→ **Extracted text**
However, the status presented by Sutherland is subjected to criticism by some scholars who argue that Sutherlands definitions of an activist judge only include legal interpretations. In their opinion, a judge may be evaluated as an activist according to the chosen remedy even in situations when their judgments are not as activist. The critics argue that these definitions include only legal interpretation. Under normal circumstances, one is likely to term a judge as an activist judge simply because a judge has made some vital decision that is against ones wish. This reasoning presents a challenge to the whole issue of justice in judgment. It is difficult for any fair judge to make a judgment that suits the interests of conflicting parties in a case. Hence, in all cases, there will be a section of the contesting blocks that will see the judges misusing their power to oppress them.

→ **Records provided**
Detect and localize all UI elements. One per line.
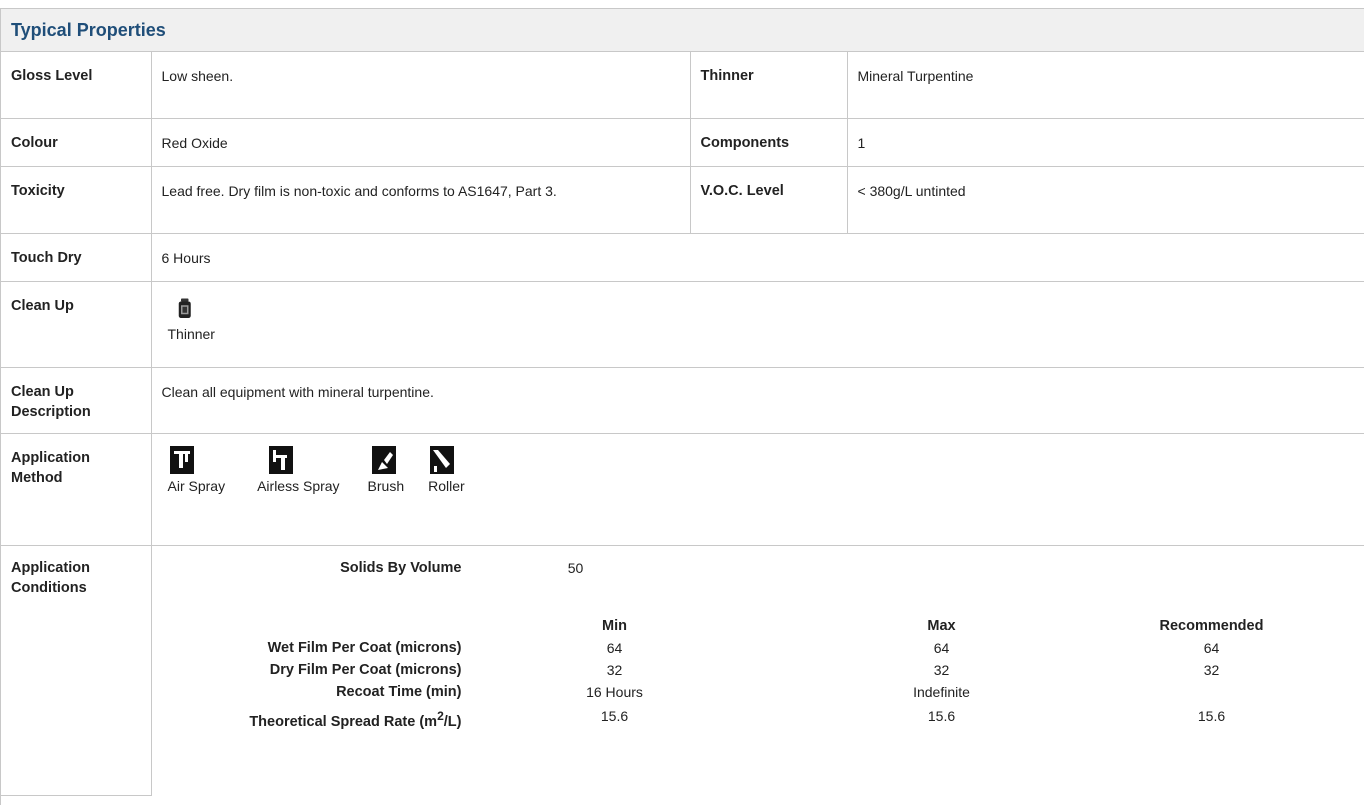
table-row: Colour Red Oxide Components 1 (1, 118, 1364, 167)
condition-max: 32 (933, 661, 950, 678)
voc-level-label: V.O.C. Level (690, 166, 848, 234)
condition-min: 15.6 (600, 707, 629, 724)
thinner-can-icon (178, 298, 191, 318)
thinner-label: Thinner (690, 52, 848, 119)
condition-recommended: 15.6 (1197, 707, 1226, 724)
condition-label: Wet Film Per Coat (microns) (267, 639, 462, 656)
gloss-level-label: Gloss Level (1, 52, 152, 119)
properties-table: Gloss Level Low sheen. Thinner Mineral T… (1, 52, 1364, 796)
method-caption: Brush (367, 477, 405, 494)
conditions-row: Dry Film Per Coat (microns) 32 32 32 (162, 660, 1362, 680)
roller-icon (430, 445, 455, 474)
colour-label: Colour (1, 118, 152, 167)
condition-recommended: 64 (1203, 639, 1220, 656)
condition-min: 32 (606, 661, 623, 678)
condition-min: 64 (606, 639, 623, 656)
application-conditions-grid: Solids By Volume 50 Min Max Recommended … (162, 558, 1355, 788)
clean-up-method: Thinner (168, 296, 1355, 344)
colour-value: Red Oxide (151, 118, 691, 167)
clean-up-value: Thinner (151, 281, 1364, 368)
table-row: Touch Dry 6 Hours (1, 233, 1364, 282)
touch-dry-value: 6 Hours (151, 233, 1364, 282)
section-title: Typical Properties (1, 8, 1364, 52)
column-header-max: Max (927, 617, 956, 634)
gloss-level-value: Low sheen. (151, 52, 691, 119)
touch-dry-label: Touch Dry (1, 233, 152, 282)
conditions-row: Theoretical Spread Rate (m2/L) 15.6 15.6… (162, 706, 1362, 730)
spread-rate-label-sup: 2 (437, 708, 444, 723)
table-row: Toxicity Lead free. Dry film is non-toxi… (1, 166, 1364, 234)
table-row: Clean Up Description Clean all equipment… (1, 367, 1364, 434)
conditions-header-row: Min Max Recommended (162, 616, 1362, 636)
spread-rate-label-prefix: Theoretical Spread Rate (m (249, 713, 438, 730)
condition-max: Indefinite (913, 683, 970, 700)
method-air-spray: Air Spray (167, 445, 226, 496)
table-row: Gloss Level Low sheen. Thinner Mineral T… (1, 52, 1364, 119)
solids-row: Solids By Volume 50 (162, 558, 1362, 578)
clean-up-description-value: Clean all equipment with mineral turpent… (151, 367, 1364, 434)
column-header-min: Min (602, 617, 627, 634)
table-row: Application Conditions Solids By Volume … (1, 545, 1364, 796)
condition-max: 64 (933, 639, 950, 656)
application-method-value: Air Spray Airless Spray Brush Roller (151, 433, 1364, 546)
thinner-value: Mineral Turpentine (847, 52, 1364, 119)
components-label: Components (690, 118, 848, 167)
method-caption: Air Spray (167, 477, 226, 494)
toxicity-label: Toxicity (1, 166, 152, 234)
method-caption: Airless Spray (257, 477, 340, 494)
table-row: Clean Up Thinner (1, 281, 1364, 368)
clean-up-caption: Thinner (167, 325, 215, 342)
condition-min: 16 Hours (586, 683, 643, 700)
condition-recommended: 32 (1203, 661, 1220, 678)
condition-max: 15.6 (927, 707, 956, 724)
method-brush: Brush (367, 445, 405, 496)
application-conditions-label: Application Conditions (1, 545, 152, 796)
clean-up-description-label: Clean Up Description (1, 367, 152, 434)
condition-label: Theoretical Spread Rate (m2/L) (162, 706, 462, 732)
application-method-list: Air Spray Airless Spray Brush Roller (167, 445, 1355, 496)
method-caption: Roller (428, 477, 465, 494)
brush-icon (371, 445, 396, 474)
toxicity-value: Lead free. Dry film is non-toxic and con… (151, 166, 691, 234)
table-row: Application Method Air Spray Airless Spr… (1, 433, 1364, 546)
application-method-label: Application Method (1, 433, 152, 546)
condition-label: Recoat Time (min) (336, 683, 462, 700)
spread-rate-label-suffix: /L) (443, 713, 462, 730)
conditions-row: Wet Film Per Coat (microns) 64 64 64 (162, 638, 1362, 658)
method-airless-spray: Airless Spray (257, 445, 340, 496)
condition-label: Dry Film Per Coat (microns) (269, 661, 462, 678)
typical-properties-panel: Typical Properties Gloss Level Low sheen… (0, 8, 1364, 805)
airless-spray-icon (269, 445, 294, 474)
application-conditions-value: Solids By Volume 50 Min Max Recommended … (151, 545, 1364, 796)
column-header-recommended: Recommended (1159, 617, 1264, 634)
components-value: 1 (847, 118, 1364, 167)
air-spray-icon (169, 445, 194, 474)
conditions-row: Recoat Time (min) 16 Hours Indefinite (162, 682, 1362, 702)
solids-value: 50 (567, 559, 584, 576)
solids-label: Solids By Volume (340, 559, 462, 576)
clean-up-label: Clean Up (1, 281, 152, 368)
method-roller: Roller (428, 445, 465, 496)
voc-level-value: < 380g/L untinted (847, 166, 1364, 234)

→ **Required work**
**a)** In the listing, print the lines from the one containing "table-row: Colour Red" up to and including the one containing "colour-label: Colour (1, 118, 152, 167)", unchanged.
**b)** Pick up the passage on judicial activism after its final sentence and carry it on.

→ **Answers to the tasks**
**a)**
table-row: Colour Red Oxide Components 1 (1, 118, 1364, 167)
condition-max: 32 (933, 661, 950, 678)
voc-level-label: V.O.C. Level (690, 166, 848, 234)
condition-min: 15.6 (600, 707, 629, 724)
thinner-can-icon (178, 298, 191, 318)
thinner-label: Thinner (690, 52, 848, 119)
condition-recommended: 15.6 (1197, 707, 1226, 724)
condition-label: Wet Film Per Coat (microns) (267, 639, 462, 656)
gloss-level-label: Gloss Level (1, 52, 152, 119)
properties-table: Gloss Level Low sheen. Thinner Mineral T… (1, 52, 1364, 796)
method-caption: Brush (367, 477, 405, 494)
conditions-row: Dry Film Per Coat (microns) 32 32 32 (162, 660, 1362, 680)
roller-icon (430, 445, 455, 474)
colour-label: Colour (1, 118, 152, 167)

**b)**
Conclusion

Generally, the book Judicial Tyranny by Mark Sutherland brings together a provocative exposure of the weaknesses of the U.S. judiciary. It provides a vivid analysis given by respected scholars and renowned legal thinkers that give an informed critique of the judiciary. He uses scholars and legal thinkers who give their intelligent criticism to the judiciary and provide workable solutions to the situation that confronts Americans. The scholar clearly suggests that Americans do not have to be enslaved by the immoral and unjust tendencies of the black-robed deities. The analysis given by the scholar is based on various principles of the rule of law and the Constitutional popular rule. The application of the solutions suggested is practical, as they are founded in the U.S. Constitution. One thing that comes out clearly is that Americans need to come out in unity and fight against the demigods that soil the design of the federal republic of A.S. by making wrong decisions that go against the will of the majority. The book is a classic in design and it is multi-faceted on the issues it covers. From the analysis given about the judicial system in the U.S., it is essential for the court to be held accountable to make it responsible in declaring the true sense of law.